• Given instruction:
Would you transcribe the whole listing exactly, minus its pictures?

[Recorded data]

● ● ● ● ● ● ●

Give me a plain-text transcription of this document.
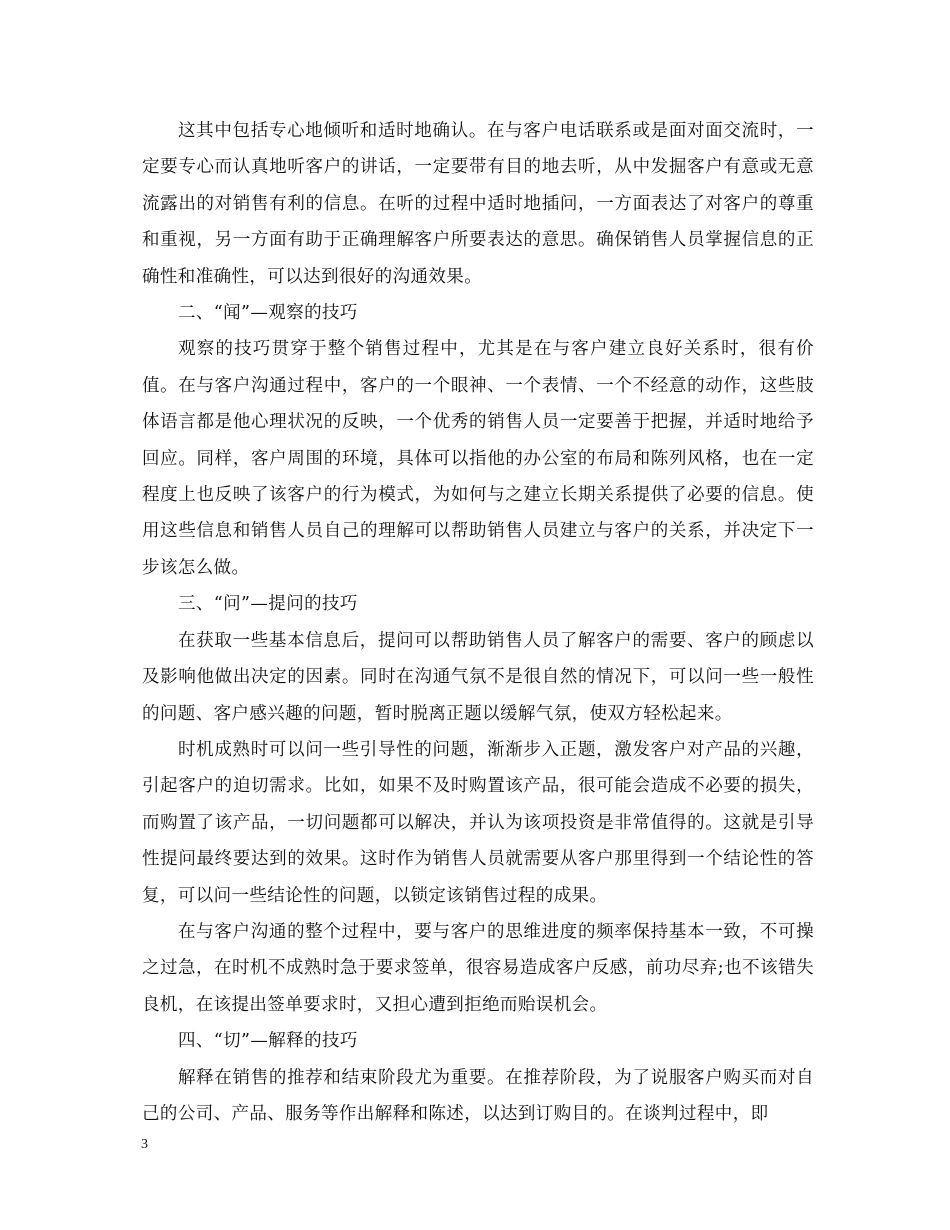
这其中包括专心地倾听和适时地确认。在与客户电话联系或是面对面交流时，一定要专心而认真地听客户的讲话，一定要带有目的地去听，从中发掘客户有意或无意流露出的对销售有利的信息。在听的过程中适时地插问，一方面表达了对客户的尊重和重视，另一方面有助于正确理解客户所要表达的意思。确保销售人员掌握信息的正确性和准确性，可以达到很好的沟通效果。

二、“闻”—观察的技巧

观察的技巧贯穿于整个销售过程中，尤其是在与客户建立良好关系时，很有价值。在与客户沟通过程中，客户的一个眼神、一个表情、一个不经意的动作，这些肢体语言都是他心理状况的反映，一个优秀的销售人员一定要善于把握，并适时地给予回应。同样，客户周围的环境，具体可以指他的办公室的布局和陈列风格，也在一定程度上也反映了该客户的行为模式，为如何与之建立长期关系提供了必要的信息。使用这些信息和销售人员自己的理解可以帮助销售人员建立与客户的关系，并决定下一步该怎么做。

三、“问”—提问的技巧

在获取一些基本信息后，提问可以帮助销售人员了解客户的需要、客户的顾虑以及影响他做出决定的因素。同时在沟通气氛不是很自然的情况下，可以问一些一般性的问题、客户感兴趣的问题，暂时脱离正题以缓解气氛，使双方轻松起来。

时机成熟时可以问一些引导性的问题，渐渐步入正题，激发客户对产品的兴趣，引起客户的迫切需求。比如，如果不及时购置该产品，很可能会造成不必要的损失，而购置了该产品，一切问题都可以解决，并认为该项投资是非常值得的。这就是引导性提问最终要达到的效果。这时作为销售人员就需要从客户那里得到一个结论性的答复，可以问一些结论性的问题，以锁定该销售过程的成果。

在与客户沟通的整个过程中，要与客户的思维进度的频率保持基本一致，不可操之过急，在时机不成熟时急于要求签单，很容易造成客户反感，前功尽弃;也不该错失良机，在该提出签单要求时，又担心遭到拒绝而贻误机会。

四、“切”—解释的技巧

解释在销售的推荐和结束阶段尤为重要。在推荐阶段，为了说服客户购买而对自己的公司、产品、服务等作出解释和陈述，以达到订购目的。在谈判过程中，即

3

● ● ● ● ● ● ●

• Result below:
Give me a plain-text transcription of this document.
这其中包括专心地倾听和适时地确认。在与客户电话联系或是面对面交流时，一定要专心而认真地听客户的讲话，一定要带有目的地去听，从中发掘客户有意或无意流露出的对销售有利的信息。在听的过程中适时地插问，一方面表达了对客户的尊重和重视，另一方面有助于正确理解客户所要表达的意思。确保销售人员掌握信息的正确性和准确性，可以达到很好的沟通效果。

二、“闻”—观察的技巧

观察的技巧贯穿于整个销售过程中，尤其是在与客户建立良好关系时，很有价值。在与客户沟通过程中，客户的一个眼神、一个表情、一个不经意的动作，这些肢体语言都是他心理状况的反映，一个优秀的销售人员一定要善于把握，并适时地给予回应。同样，客户周围的环境，具体可以指他的办公室的布局和陈列风格，也在一定程度上也反映了该客户的行为模式，为如何与之建立长期关系提供了必要的信息。使用这些信息和销售人员自己的理解可以帮助销售人员建立与客户的关系，并决定下一步该怎么做。

三、“问”—提问的技巧

在获取一些基本信息后，提问可以帮助销售人员了解客户的需要、客户的顾虑以及影响他做出决定的因素。同时在沟通气氛不是很自然的情况下，可以问一些一般性的问题、客户感兴趣的问题，暂时脱离正题以缓解气氛，使双方轻松起来。

时机成熟时可以问一些引导性的问题，渐渐步入正题，激发客户对产品的兴趣，引起客户的迫切需求。比如，如果不及时购置该产品，很可能会造成不必要的损失，而购置了该产品，一切问题都可以解决，并认为该项投资是非常值得的。这就是引导性提问最终要达到的效果。这时作为销售人员就需要从客户那里得到一个结论性的答复，可以问一些结论性的问题，以锁定该销售过程的成果。

在与客户沟通的整个过程中，要与客户的思维进度的频率保持基本一致，不可操之过急，在时机不成熟时急于要求签单，很容易造成客户反感，前功尽弃;也不该错失良机，在该提出签单要求时，又担心遭到拒绝而贻误机会。

四、“切”—解释的技巧

解释在销售的推荐和结束阶段尤为重要。在推荐阶段，为了说服客户购买而对自己的公司、产品、服务等作出解释和陈述，以达到订购目的。在谈判过程中，即

3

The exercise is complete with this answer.